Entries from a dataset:

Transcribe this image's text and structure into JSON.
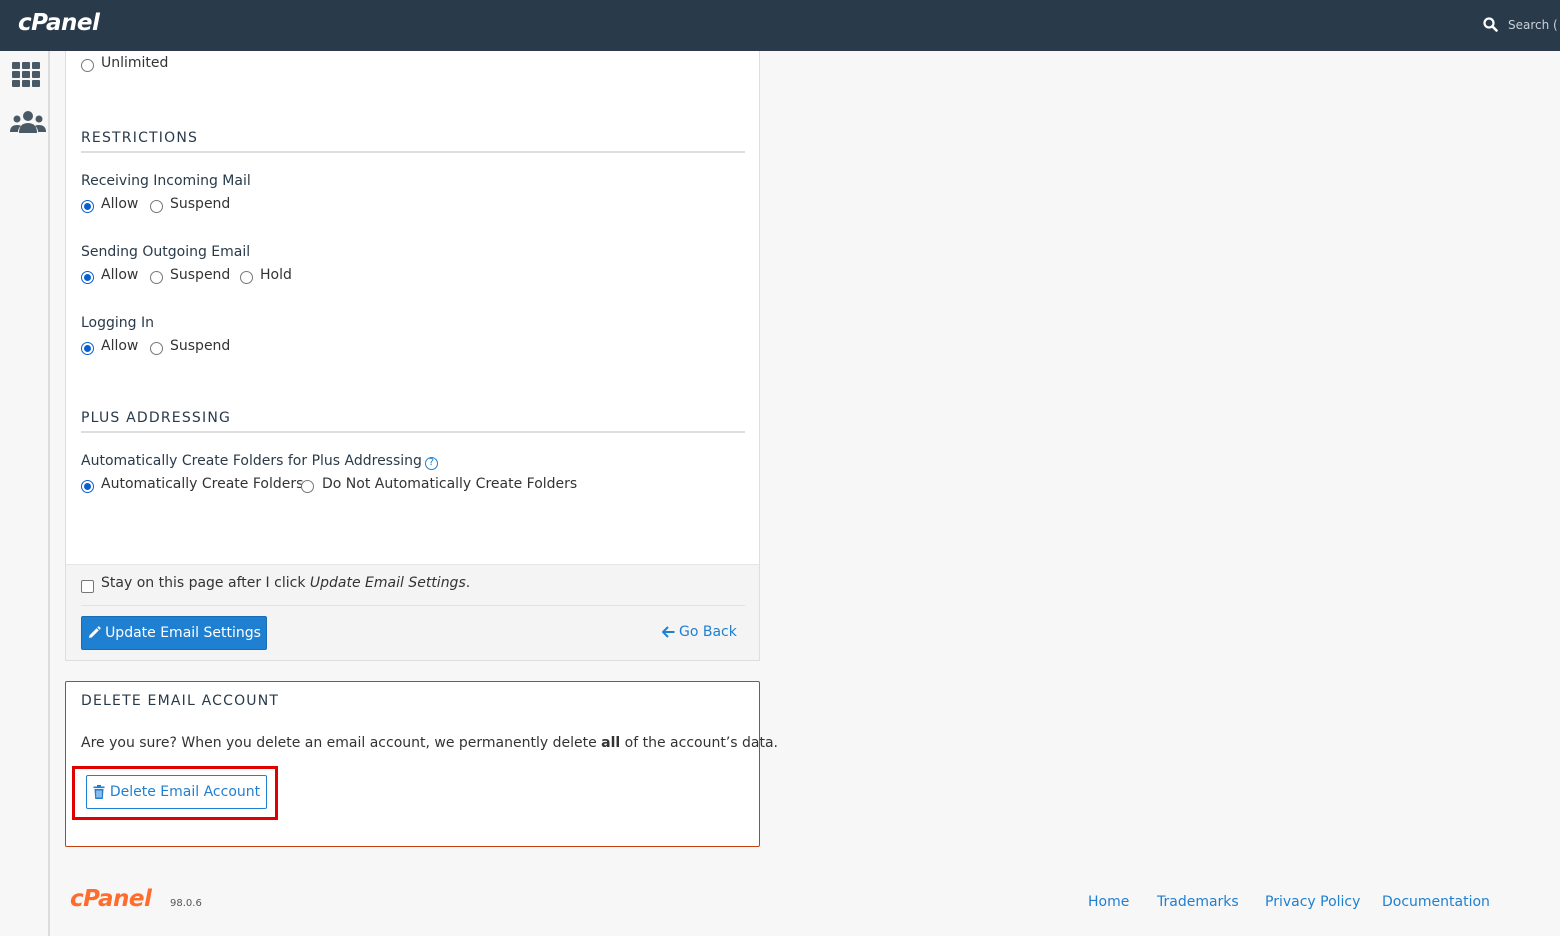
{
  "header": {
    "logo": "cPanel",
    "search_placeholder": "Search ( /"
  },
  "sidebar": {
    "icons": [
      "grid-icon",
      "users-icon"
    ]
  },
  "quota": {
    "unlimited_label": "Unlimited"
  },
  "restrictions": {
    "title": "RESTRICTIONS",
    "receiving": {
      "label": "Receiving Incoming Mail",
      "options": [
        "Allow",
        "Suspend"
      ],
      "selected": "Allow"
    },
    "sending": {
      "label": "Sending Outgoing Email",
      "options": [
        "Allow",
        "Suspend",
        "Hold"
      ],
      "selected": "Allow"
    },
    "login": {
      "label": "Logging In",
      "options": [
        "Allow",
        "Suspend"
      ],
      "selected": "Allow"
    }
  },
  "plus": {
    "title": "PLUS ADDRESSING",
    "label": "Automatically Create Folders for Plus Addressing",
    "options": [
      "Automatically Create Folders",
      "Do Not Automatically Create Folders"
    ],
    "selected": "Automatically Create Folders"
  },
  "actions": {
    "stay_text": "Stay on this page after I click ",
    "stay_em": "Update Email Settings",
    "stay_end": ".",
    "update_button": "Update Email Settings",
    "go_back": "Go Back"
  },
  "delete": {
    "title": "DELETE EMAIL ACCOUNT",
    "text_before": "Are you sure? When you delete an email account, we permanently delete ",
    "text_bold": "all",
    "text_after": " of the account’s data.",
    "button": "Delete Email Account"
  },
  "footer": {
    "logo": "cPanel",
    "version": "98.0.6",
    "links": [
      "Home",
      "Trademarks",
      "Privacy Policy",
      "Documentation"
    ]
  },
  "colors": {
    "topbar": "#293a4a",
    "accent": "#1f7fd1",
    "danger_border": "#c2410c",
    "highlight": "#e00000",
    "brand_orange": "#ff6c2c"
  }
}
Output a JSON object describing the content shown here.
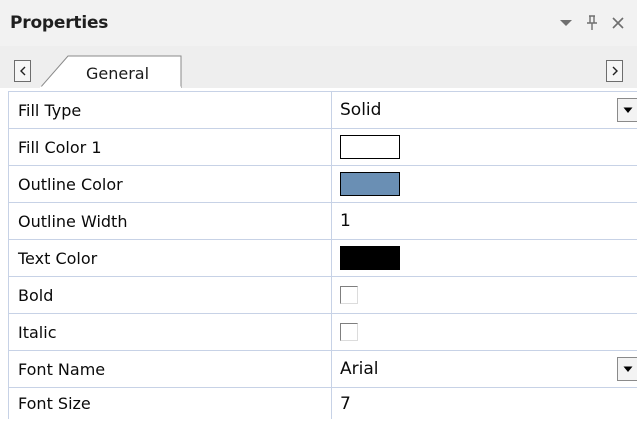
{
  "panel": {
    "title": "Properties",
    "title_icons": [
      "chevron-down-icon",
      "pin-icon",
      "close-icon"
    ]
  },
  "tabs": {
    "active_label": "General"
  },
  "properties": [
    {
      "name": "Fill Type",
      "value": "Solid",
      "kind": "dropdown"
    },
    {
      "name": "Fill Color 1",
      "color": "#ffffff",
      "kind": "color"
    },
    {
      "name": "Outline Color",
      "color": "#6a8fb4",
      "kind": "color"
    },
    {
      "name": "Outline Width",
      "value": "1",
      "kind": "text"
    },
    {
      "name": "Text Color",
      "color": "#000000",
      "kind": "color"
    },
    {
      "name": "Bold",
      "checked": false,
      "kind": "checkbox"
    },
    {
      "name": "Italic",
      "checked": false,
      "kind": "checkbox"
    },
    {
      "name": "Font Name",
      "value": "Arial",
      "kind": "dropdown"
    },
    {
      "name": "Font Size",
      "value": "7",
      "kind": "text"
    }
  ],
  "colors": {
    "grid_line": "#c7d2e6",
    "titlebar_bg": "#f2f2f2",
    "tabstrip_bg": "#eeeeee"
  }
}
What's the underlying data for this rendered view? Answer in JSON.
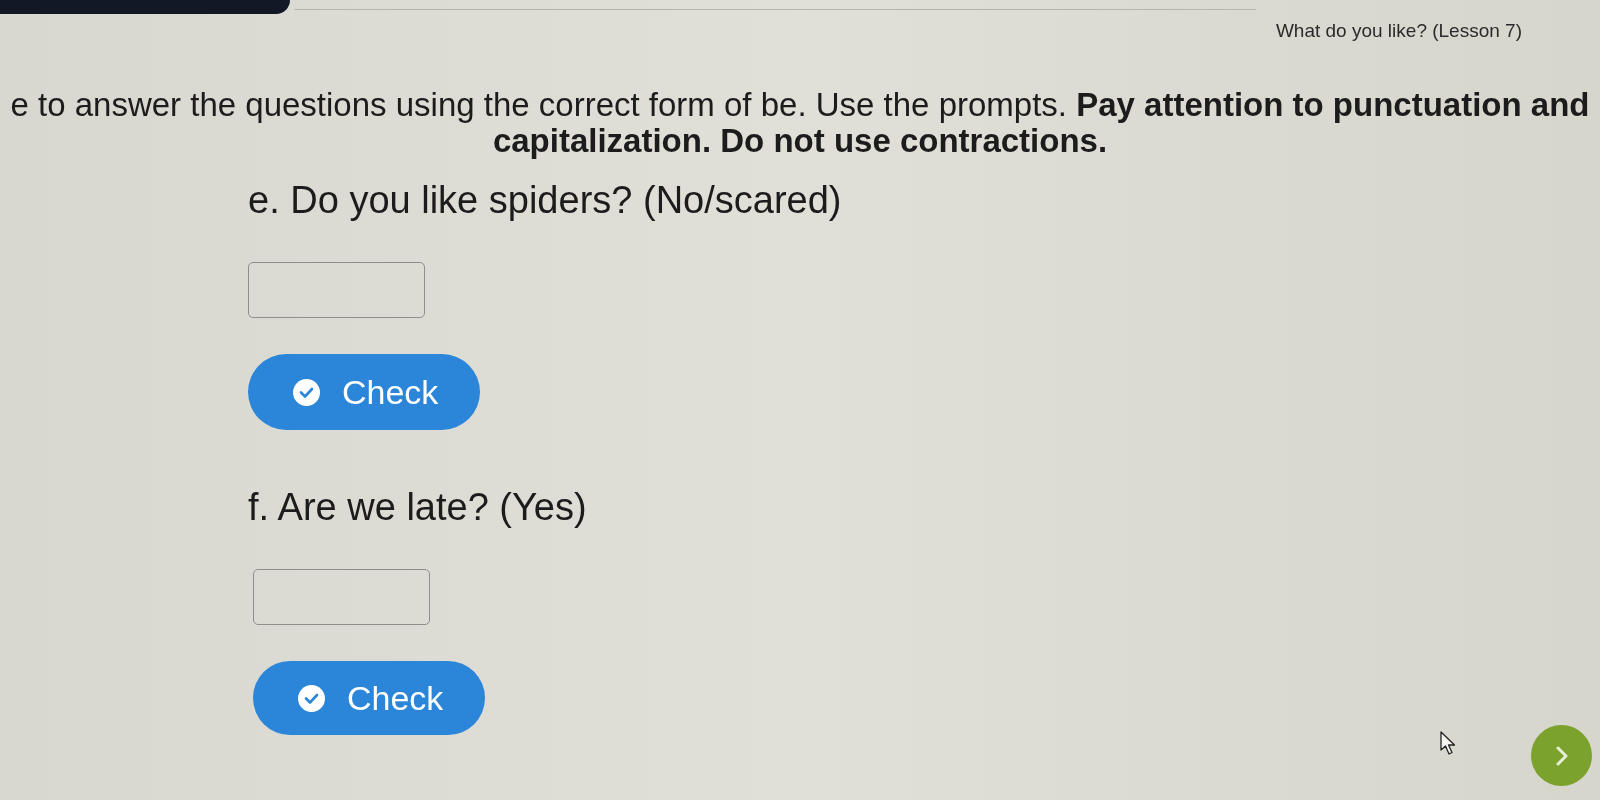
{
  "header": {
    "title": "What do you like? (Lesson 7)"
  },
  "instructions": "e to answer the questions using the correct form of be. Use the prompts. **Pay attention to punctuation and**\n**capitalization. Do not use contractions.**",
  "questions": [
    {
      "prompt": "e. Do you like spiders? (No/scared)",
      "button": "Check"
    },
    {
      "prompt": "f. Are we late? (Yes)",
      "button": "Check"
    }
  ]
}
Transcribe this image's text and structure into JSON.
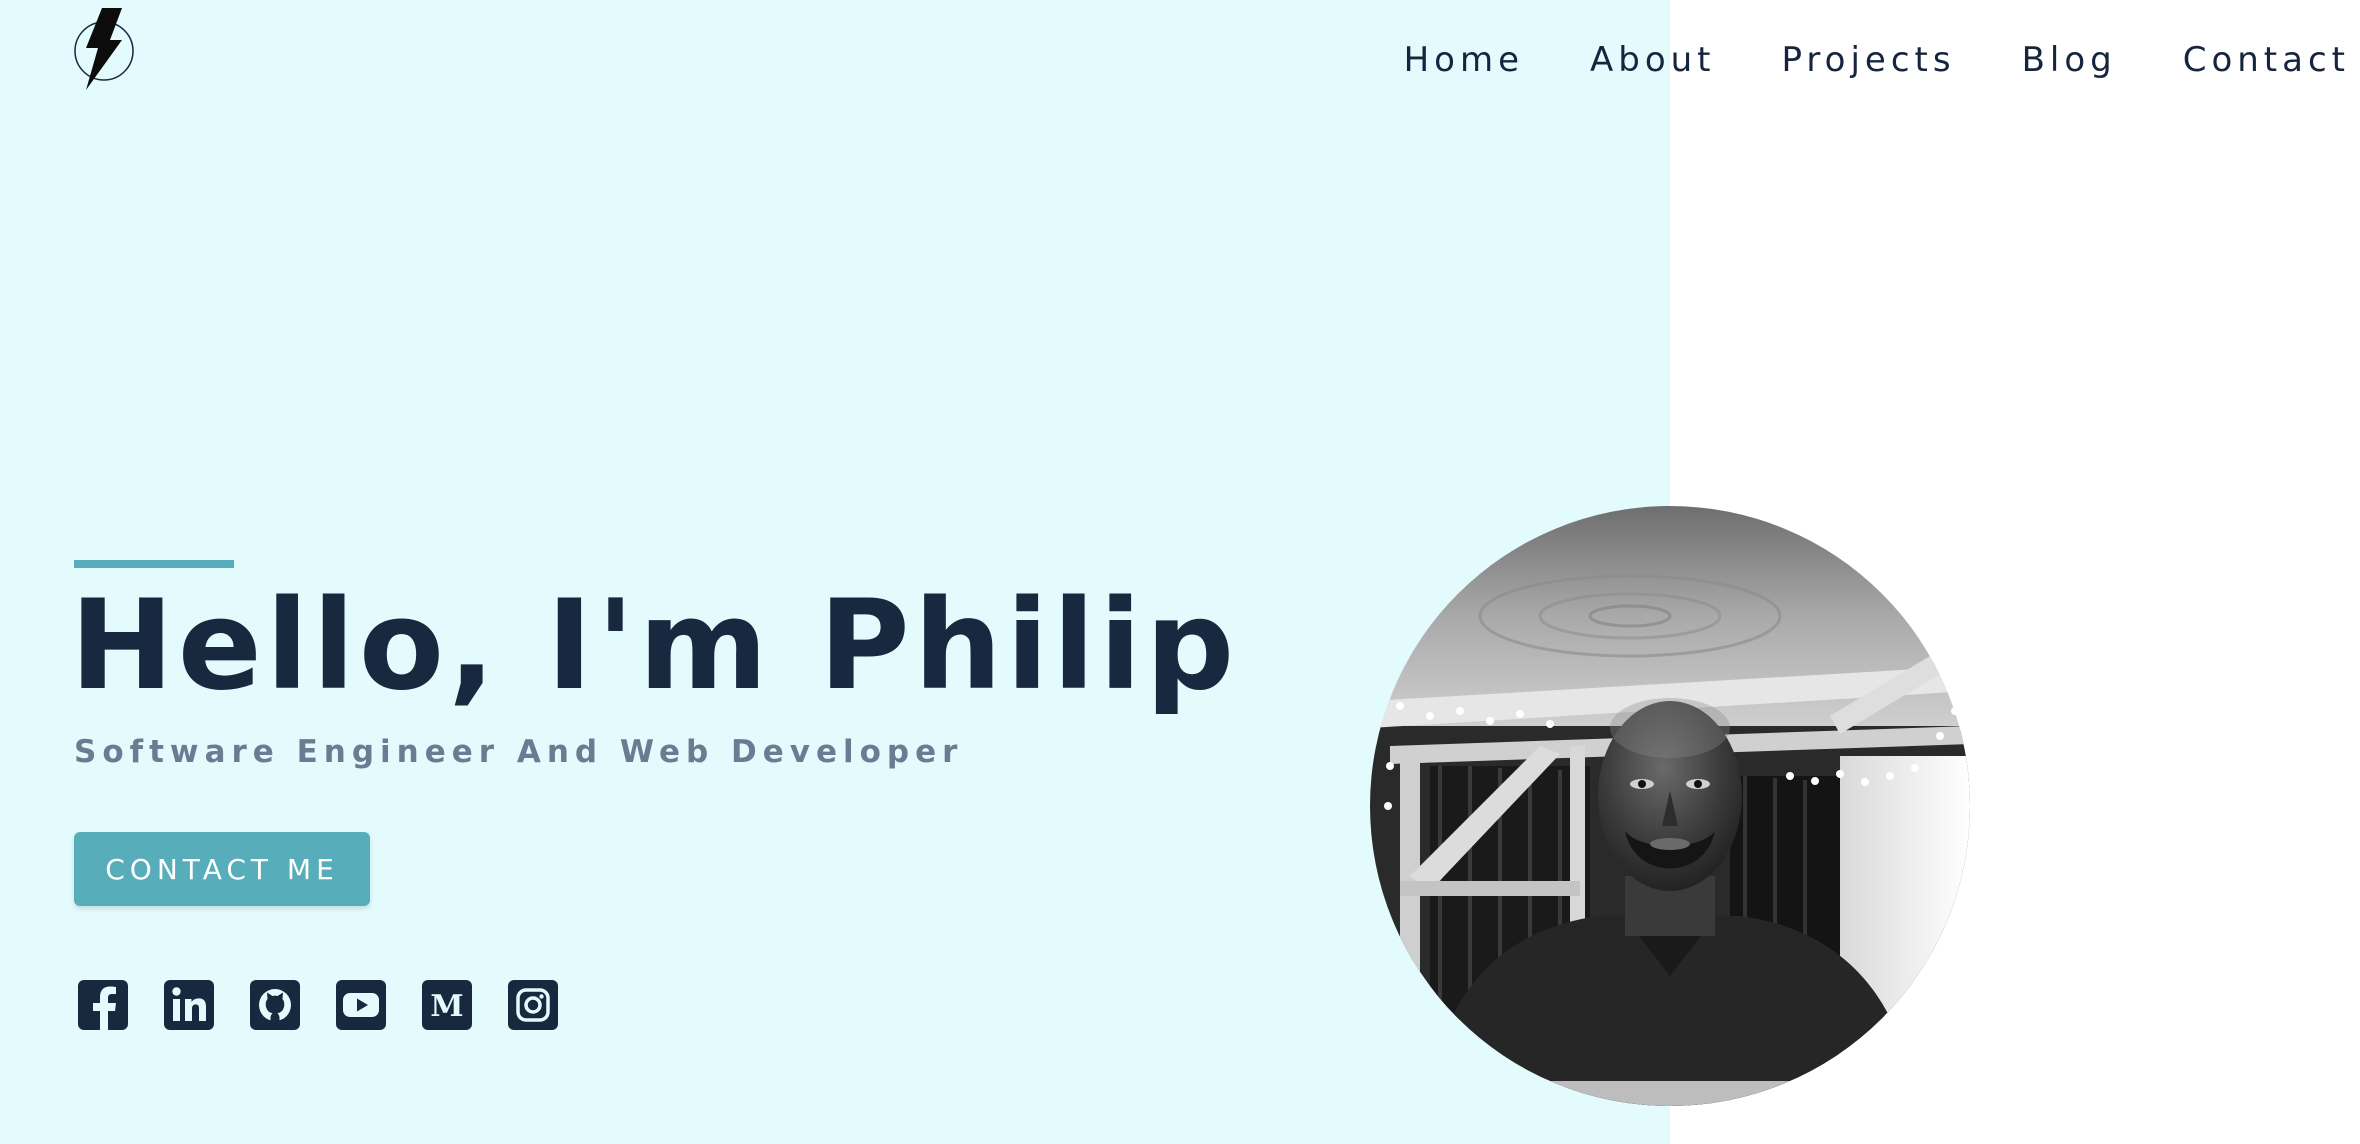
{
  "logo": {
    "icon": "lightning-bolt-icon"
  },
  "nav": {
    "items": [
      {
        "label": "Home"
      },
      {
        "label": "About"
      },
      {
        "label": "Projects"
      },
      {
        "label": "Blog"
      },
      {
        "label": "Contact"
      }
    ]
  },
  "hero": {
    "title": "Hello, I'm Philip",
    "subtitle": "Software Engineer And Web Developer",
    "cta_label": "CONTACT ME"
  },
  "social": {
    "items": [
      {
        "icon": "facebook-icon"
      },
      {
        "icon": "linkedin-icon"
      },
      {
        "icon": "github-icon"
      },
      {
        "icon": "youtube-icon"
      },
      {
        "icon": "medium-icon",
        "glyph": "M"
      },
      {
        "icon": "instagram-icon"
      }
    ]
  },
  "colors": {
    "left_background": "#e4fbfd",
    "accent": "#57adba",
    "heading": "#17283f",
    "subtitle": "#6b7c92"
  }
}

Written task: Tally up the lines holding the word "value" in the data above, and answer with that figure only.

Exercise output: 4